→ Source

Fig 18. Refits from TD6.2.2/3.

a) Ata95-H17-137 + Ata03-G11-1 + Ata07-F12-147, sandstone; b) Ata07-E13-130 and Ata07-F13-395, orthoquartzite; c) Ata09-G13-383 and Ata09-G13-384, quartzarenite; d) Ata95-G17-166 and Ata95-G17-169, Neogene chert.

The raw materials and varieties are as diverse as in the previous layer, with a dominant use of Neogene chert (c. 35%).

Percussive material (Fig 13) decreases noticeably in this deposit, down to 6.9% of the lithic assemblage and, as in other layers, most fractured pebbles and pebble fragments bear percussion marks. The average size of complete pebbles is similar to that in previous layers (79x63x41 mm), but the average size of the quartzite and quartzarenite items is particularly low (68x41x37 mm and 57x47x32 mm, respectively). One fractured pebble was also used as an anvil. Cores (4.3%) and knapping products (including flake-blanks of retouched flakes) number 234 items (60.3%). Therefore, TD6.2.2/3 continues to display evidence of intense hominin impact, first established in the preceding layer, in which faunal and hominin representation increases, along with the size of the industrial assemblage to process them.

As in the previous layer, the 17 cores (Fig 14) represent all the raw materials found at the site, although the case of one limestone core is questionable. Additionally, the quartz core bears only a single scar. The remainder are dominated by unifacial cores with unipolar longitudinal knapping, particularly of the fluvial materials, but also multifacial cores of Neogene and Cretaceous chert with orthogonal knapping. However, the knapping is not systematic, meaning that most of the cores were only flaked on approximately 25% or less of their productive surface; in other words, they were abandoned during the initial production stages.

The average size of these cores is larger than in previous layers, up to 92x74x60 mm, although this is mainly due to the presence of seven large cores, four of them Neogene chert. Among the latter, the smallest core measures 117x109x85 mm, and the largest is 178x154x131 mm. This is one of the major characteristics of this archaeo-paleontological layer: the presence of huge Neogene chert blanks transported from the surrounding hills to the cave for use as cores, and which are abandoned at an initial or intermediate stage of knapping, after a few successful strikes. There are only two other large cores of Neogene chert in TD6, and these were found in the overlying layer (TD6.2.0–1), as described below. These large cores are distributed throughout the excavated areas of this layer (western, central and eastern) (Fig 15).

→ Information shown
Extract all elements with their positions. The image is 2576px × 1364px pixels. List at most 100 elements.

→ Complete the following
**1)** Print the passage of the stone-tool text from "Fig 18. Refits" to "Ata95-G17-169, Neogene chert.".
**2)** Pick up the stone-tool text after its final sentence and keep writing.
The listing comes from a separate source.

→ Responses for each task
**1)**
Fig 18. Refits from TD6.2.2/3.

a) Ata95-H17-137 + Ata03-G11-1 + Ata07-F12-147, sandstone; b) Ata07-E13-130 and Ata07-F13-395, orthoquartzite; c) Ata09-G13-383 and Ata09-G13-384, quartzarenite; d) Ata95-G17-166 and Ata95-G17-169, Neogene chert.

**2)**
Only eight Neogene chert flakes are larger than 60 mm, but there are five Neogene chert cores, four of them measuring more than 115x100x80 mm, all with large and medium-sized scars. This means that an indeterminate number of medium and large flakes extracted from these cores are missing, because they are either still buried in the unexcavated areas of TD6, or they were transported away from the site.

The group of flakes (Fig 16) consists of 199 items (51.3%), including whole and broken flakes, and flake fragments. They are made from all the raw materials, although mainly Neogene chert (30%), followed by Cretaceous chert (18.5%). The percentage of fractures is similar to that in the previous layer, around 29%, and fluvial materials are still the most prone to fracturing. The average size of the whole pebbles (77x60x40 mm) and their average weight (355 g) is no different to that recorded in other layers.

Twenty-four flakes are smaller than 20 mm and 13 are larger than 60 mm, but only one exceeds 100 mm (99x148x36 mm). This large flake was neither retouched nor shaped. The average size of the complete flakes is 34x32x12 mm, similar to the previous layer. Technically, these flakes have two to four dorsal scars; most are non-cortical on their dorsal surfaces, regardless of the raw material. Butts are mainly flat, unifaceted or natural (cortical), and ventral delineations are varied. Flaking angles range between 65° and 135° in all the raw materials. Trapezium morphologies dominate although there is a wide variety of shapes.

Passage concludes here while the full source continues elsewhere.